* [TASK TO CARRY OUT]:
Write down every entry below once more, exactly.

----------------

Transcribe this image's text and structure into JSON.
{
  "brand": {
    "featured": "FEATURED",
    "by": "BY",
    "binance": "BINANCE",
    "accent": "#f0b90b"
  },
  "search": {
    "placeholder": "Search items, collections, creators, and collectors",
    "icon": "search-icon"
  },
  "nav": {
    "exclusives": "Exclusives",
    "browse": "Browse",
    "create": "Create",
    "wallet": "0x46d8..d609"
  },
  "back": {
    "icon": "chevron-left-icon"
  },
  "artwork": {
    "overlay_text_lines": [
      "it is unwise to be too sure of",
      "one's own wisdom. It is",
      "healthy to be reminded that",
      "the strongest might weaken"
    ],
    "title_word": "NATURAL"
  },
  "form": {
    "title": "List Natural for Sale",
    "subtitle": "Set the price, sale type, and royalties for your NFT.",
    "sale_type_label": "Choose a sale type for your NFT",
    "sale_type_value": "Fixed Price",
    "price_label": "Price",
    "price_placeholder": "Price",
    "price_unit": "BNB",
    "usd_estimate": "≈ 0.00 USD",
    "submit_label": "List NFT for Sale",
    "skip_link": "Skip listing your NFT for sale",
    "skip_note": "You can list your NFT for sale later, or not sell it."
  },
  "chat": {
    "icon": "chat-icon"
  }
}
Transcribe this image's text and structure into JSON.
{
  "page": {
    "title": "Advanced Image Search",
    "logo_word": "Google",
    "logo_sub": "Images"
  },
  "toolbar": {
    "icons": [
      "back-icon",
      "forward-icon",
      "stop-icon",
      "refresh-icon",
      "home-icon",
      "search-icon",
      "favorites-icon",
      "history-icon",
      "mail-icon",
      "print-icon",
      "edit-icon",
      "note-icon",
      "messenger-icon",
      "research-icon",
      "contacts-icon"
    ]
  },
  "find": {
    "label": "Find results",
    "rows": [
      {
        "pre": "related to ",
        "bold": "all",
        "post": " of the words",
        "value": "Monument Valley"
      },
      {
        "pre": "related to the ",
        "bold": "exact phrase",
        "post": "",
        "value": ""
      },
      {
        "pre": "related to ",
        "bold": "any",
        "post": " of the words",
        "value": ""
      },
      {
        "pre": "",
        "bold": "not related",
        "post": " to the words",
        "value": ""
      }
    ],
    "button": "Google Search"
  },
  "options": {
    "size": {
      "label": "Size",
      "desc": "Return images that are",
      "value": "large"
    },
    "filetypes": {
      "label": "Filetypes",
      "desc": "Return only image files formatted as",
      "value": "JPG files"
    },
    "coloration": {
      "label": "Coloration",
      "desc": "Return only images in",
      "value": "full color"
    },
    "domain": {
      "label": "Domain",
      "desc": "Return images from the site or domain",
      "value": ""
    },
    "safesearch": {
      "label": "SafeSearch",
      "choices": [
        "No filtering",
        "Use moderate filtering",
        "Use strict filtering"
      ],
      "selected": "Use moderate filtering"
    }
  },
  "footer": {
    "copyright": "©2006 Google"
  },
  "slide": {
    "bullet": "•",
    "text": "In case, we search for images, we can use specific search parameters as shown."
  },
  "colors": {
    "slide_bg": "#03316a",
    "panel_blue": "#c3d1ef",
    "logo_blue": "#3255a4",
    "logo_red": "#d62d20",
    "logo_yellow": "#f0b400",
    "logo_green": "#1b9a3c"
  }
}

----------------

* [RESPONSE]:
Transcribe this image's text and structure into JSON.
{
  "brand": {
    "featured": "FEATURED",
    "by": "BY",
    "binance": "BINANCE",
    "accent": "#f0b90b"
  },
  "search": {
    "placeholder": "Search items, collections, creators, and collectors",
    "icon": "search-icon"
  },
  "nav": {
    "exclusives": "Exclusives",
    "browse": "Browse",
    "create": "Create",
    "wallet": "0x46d8..d609"
  },
  "back": {
    "icon": "chevron-left-icon"
  },
  "artwork": {
    "overlay_text_lines": [
      "it is unwise to be too sure of",
      "one's own wisdom. It is",
      "healthy to be reminded that",
      "the strongest might weaken"
    ],
    "title_word": "NATURAL"
  },
  "form": {
    "title": "List Natural for Sale",
    "subtitle": "Set the price, sale type, and royalties for your NFT.",
    "sale_type_label": "Choose a sale type for your NFT",
    "sale_type_value": "Fixed Price",
    "price_label": "Price",
    "price_placeholder": "Price",
    "price_unit": "BNB",
    "usd_estimate": "≈ 0.00 USD",
    "submit_label": "List NFT for Sale",
    "skip_link": "Skip listing your NFT for sale",
    "skip_note": "You can list your NFT for sale later, or not sell it."
  },
  "chat": {
    "icon": "chat-icon"
  }
}
Transcribe this image's text and structure into JSON.
{
  "page": {
    "title": "Advanced Image Search",
    "logo_word": "Google",
    "logo_sub": "Images"
  },
  "toolbar": {
    "icons": [
      "back-icon",
      "forward-icon",
      "stop-icon",
      "refresh-icon",
      "home-icon",
      "search-icon",
      "favorites-icon",
      "history-icon",
      "mail-icon",
      "print-icon",
      "edit-icon",
      "note-icon",
      "messenger-icon",
      "research-icon",
      "contacts-icon"
    ]
  },
  "find": {
    "label": "Find results",
    "rows": [
      {
        "pre": "related to ",
        "bold": "all",
        "post": " of the words",
        "value": "Monument Valley"
      },
      {
        "pre": "related to the ",
        "bold": "exact phrase",
        "post": "",
        "value": ""
      },
      {
        "pre": "related to ",
        "bold": "any",
        "post": " of the words",
        "value": ""
      },
      {
        "pre": "",
        "bold": "not related",
        "post": " to the words",
        "value": ""
      }
    ],
    "button": "Google Search"
  },
  "options": {
    "size": {
      "label": "Size",
      "desc": "Return images that are",
      "value": "large"
    },
    "filetypes": {
      "label": "Filetypes",
      "desc": "Return only image files formatted as",
      "value": "JPG files"
    },
    "coloration": {
      "label": "Coloration",
      "desc": "Return only images in",
      "value": "full color"
    },
    "domain": {
      "label": "Domain",
      "desc": "Return images from the site or domain",
      "value": ""
    },
    "safesearch": {
      "label": "SafeSearch",
      "choices": [
        "No filtering",
        "Use moderate filtering",
        "Use strict filtering"
      ],
      "selected": "Use moderate filtering"
    }
  },
  "footer": {
    "copyright": "©2006 Google"
  },
  "slide": {
    "bullet": "•",
    "text": "In case, we search for images, we can use specific search parameters as shown."
  },
  "colors": {
    "slide_bg": "#03316a",
    "panel_blue": "#c3d1ef",
    "logo_blue": "#3255a4",
    "logo_red": "#d62d20",
    "logo_yellow": "#f0b400",
    "logo_green": "#1b9a3c"
  }
}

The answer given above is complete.